--- BEGIN ---
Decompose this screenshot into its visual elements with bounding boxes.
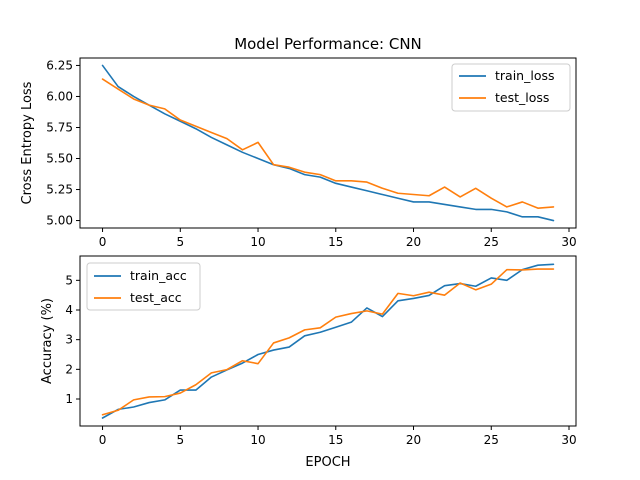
x-tick-label: 5 bbox=[176, 235, 184, 249]
y-tick-label: 3 bbox=[65, 333, 73, 347]
loss-subplot: Model Performance: CNN Cross Entropy Los… bbox=[20, 35, 577, 249]
series-line-train-loss bbox=[101, 64, 555, 222]
y-tick-label: 6.25 bbox=[46, 58, 73, 72]
loss-lines bbox=[101, 64, 555, 222]
loss-legend: train_loss test_loss bbox=[451, 63, 571, 112]
accuracy-lines bbox=[101, 263, 555, 419]
legend-label-test-loss: test_loss bbox=[495, 90, 549, 105]
x-tick-label: 15 bbox=[328, 235, 343, 249]
x-tick-label: 0 bbox=[99, 235, 107, 249]
x-tick-label: 20 bbox=[406, 433, 421, 447]
loss-ticks: 0 5 10 15 20 25 30 5.00 5.25 5.50 5.75 6.00 6.25 bbox=[46, 58, 576, 249]
y-tick-label: 5 bbox=[65, 273, 73, 287]
loss-axes-frame bbox=[79, 57, 577, 229]
x-axis-label: EPOCH bbox=[305, 455, 350, 470]
x-tick-label: 10 bbox=[250, 433, 265, 447]
accuracy-legend: train_acc test_acc bbox=[86, 262, 201, 311]
y-tick-label: 6.00 bbox=[46, 89, 73, 103]
legend-label-train-acc: train_acc bbox=[130, 268, 187, 283]
x-tick-label: 30 bbox=[561, 235, 576, 249]
y-tick-label: 5.25 bbox=[46, 183, 73, 197]
accuracy-subplot: Accuracy (%) EPOCH 0 5 10 15 20 25 30 1 2 3 4 5 tra… bbox=[40, 255, 577, 470]
y-tick-label: 5.75 bbox=[46, 120, 73, 134]
x-tick-label: 25 bbox=[484, 235, 499, 249]
y-tick-label: 4 bbox=[65, 303, 73, 317]
y-tick-label: 5.50 bbox=[46, 152, 73, 166]
x-tick-label: 5 bbox=[176, 433, 184, 447]
x-tick-label: 15 bbox=[328, 433, 343, 447]
accuracy-axes-frame bbox=[79, 255, 577, 427]
x-tick-label: 10 bbox=[250, 235, 265, 249]
y-tick-label: 1 bbox=[65, 392, 73, 406]
series-line-test-loss bbox=[101, 78, 555, 209]
x-tick-label: 30 bbox=[561, 433, 576, 447]
legend-label-test-acc: test_acc bbox=[130, 290, 182, 305]
legend-label-train-loss: train_loss bbox=[495, 68, 555, 83]
series-line-train-acc bbox=[101, 263, 555, 419]
series-line-test-acc bbox=[101, 268, 555, 416]
accuracy-y-axis-label: Accuracy (%) bbox=[40, 298, 55, 384]
y-tick-label: 2 bbox=[65, 362, 73, 376]
x-tick-label: 20 bbox=[406, 235, 421, 249]
x-tick-label: 25 bbox=[484, 433, 499, 447]
y-tick-label: 5.00 bbox=[46, 214, 73, 228]
loss-y-axis-label: Cross Entropy Loss bbox=[20, 81, 35, 204]
accuracy-ticks: 0 5 10 15 20 25 30 1 2 3 4 5 bbox=[65, 273, 576, 447]
chart-title: Model Performance: CNN bbox=[234, 35, 422, 53]
x-tick-label: 0 bbox=[99, 433, 107, 447]
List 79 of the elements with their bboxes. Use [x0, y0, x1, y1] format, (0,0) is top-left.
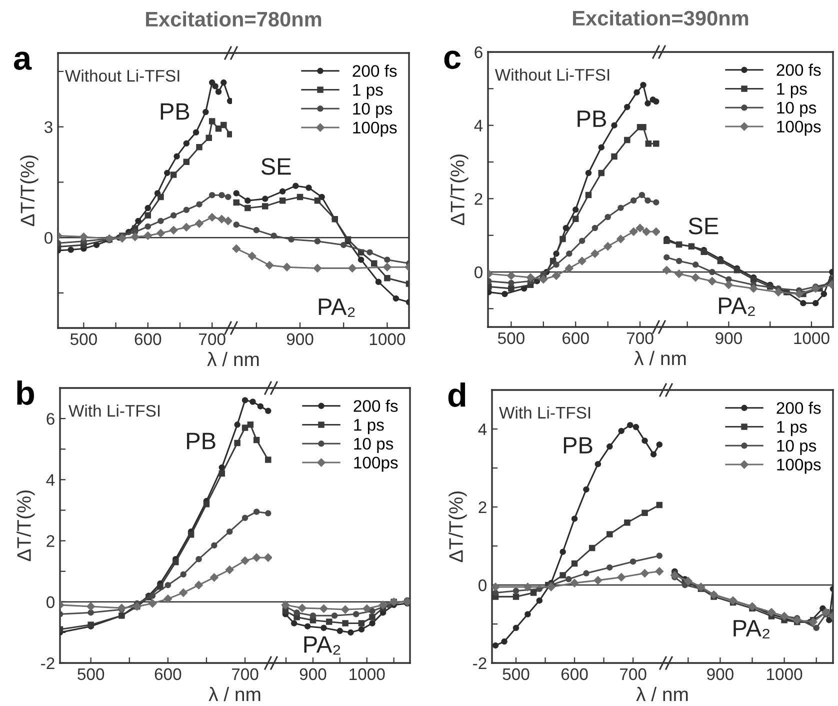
--- END ---
• **PROBLEM DESCRIPTION**: Turn every line of the rows above into a JSON list of strings, one string per line, and leave out blank lines and the pictures.

• **WRITTEN RESPONSE**:
[
  "Decompose this screenshot into its visual elements with bounding boxes.",
  "x-tick-label: 5 bbox=[176, 235, 184, 249]",
  "y-tick-label: 3 bbox=[65, 333, 73, 347]",
  "loss-subplot: Model Performance: CNN Cross Entropy Los… bbox=[20, 35, 577, 249]",
  "series-line-train-loss bbox=[101, 64, 555, 222]",
  "y-tick-label: 6.25 bbox=[46, 58, 73, 72]",
  "loss-lines bbox=[101, 64, 555, 222]",
  "loss-legend: train_loss test_loss bbox=[451, 63, 571, 112]",
  "accuracy-lines bbox=[101, 263, 555, 419]",
  "legend-label-test-loss: test_loss bbox=[495, 90, 549, 105]",
  "x-tick-label: 15 bbox=[328, 235, 343, 249]",
  "x-tick-label: 0 bbox=[99, 235, 107, 249]",
  "x-tick-label: 20 bbox=[406, 433, 421, 447]",
  "loss-ticks: 0 5 10 15 20 25 30 5.00 5.25 5.50 5.75 6.00 6.25 bbox=[46, 58, 576, 249]",
  "y-tick-label: 5 bbox=[65, 273, 73, 287]",
  "loss-axes-frame bbox=[79, 57, 577, 229]",
  "x-axis-label: EPOCH bbox=[305, 455, 350, 470]",
  "x-tick-label: 10 bbox=[250, 433, 265, 447]",
  "accuracy-legend: train_acc test_acc bbox=[86, 262, 201, 311]",
  "y-tick-label: 6.00 bbox=[46, 89, 73, 103]",
  "legend-label-train-acc: train_acc bbox=[130, 268, 187, 283]",
  "x-tick-label: 30 bbox=[561, 235, 576, 249]",
  "y-tick-label: 5.25 bbox=[46, 183, 73, 197]",
  "accuracy-subplot: Accuracy (%) EPOCH 0 5 10 15 20 25 30 1 2 3 4 5 tra… bbox=[40, 255, 577, 470]",
  "y-tick-label: 5.75 bbox=[46, 120, 73, 134]",
  "x-tick-label: 25 bbox=[484, 235, 499, 249]",
  "y-tick-label: 4 bbox=[65, 303, 73, 317]",
  "y-tick-label: 5.50 bbox=[46, 152, 73, 166]",
  "x-tick-label: 5 bbox=[176, 433, 184, 447]",
  "x-tick-label: 15 bbox=[328, 433, 343, 447]",
  "accuracy-axes-frame bbox=[79, 255, 577, 427]",
  "x-tick-label: 10 bbox=[250, 235, 265, 249]",
  "y-tick-label: 1 bbox=[65, 392, 73, 406]",
  "series-line-test-loss bbox=[101, 78, 555, 209]",
  "x-tick-label: 30 bbox=[561, 433, 576, 447]",
  "legend-label-test-acc: test_acc bbox=[130, 290, 182, 305]",
  "legend-label-train-loss: train_loss bbox=[495, 68, 555, 83]",
  "series-line-train-acc bbox=[101, 263, 555, 419]",
  "series-line-test-acc bbox=[101, 268, 555, 416]",
  "accuracy-y-axis-label: Accuracy (%) bbox=[40, 298, 55, 384]",
  "y-tick-label: 2 bbox=[65, 362, 73, 376]",
  "x-tick-label: 20 bbox=[406, 235, 421, 249]",
  "x-tick-label: 25 bbox=[484, 433, 499, 447]",
  "y-tick-label: 5.00 bbox=[46, 214, 73, 228]",
  "loss-y-axis-label: Cross Entropy Loss bbox=[20, 81, 35, 204]",
  "accuracy-ticks: 0 5 10 15 20 25 30 1 2 3 4 5 bbox=[65, 273, 576, 447]",
  "chart-title: Model Performance: CNN bbox=[234, 35, 422, 53]",
  "x-tick-label: 0 bbox=[99, 433, 107, 447]",
  "List 79 of the elements with their bboxes. Use [x0, y0, x1, y1] format, (0,0) is top-left."
]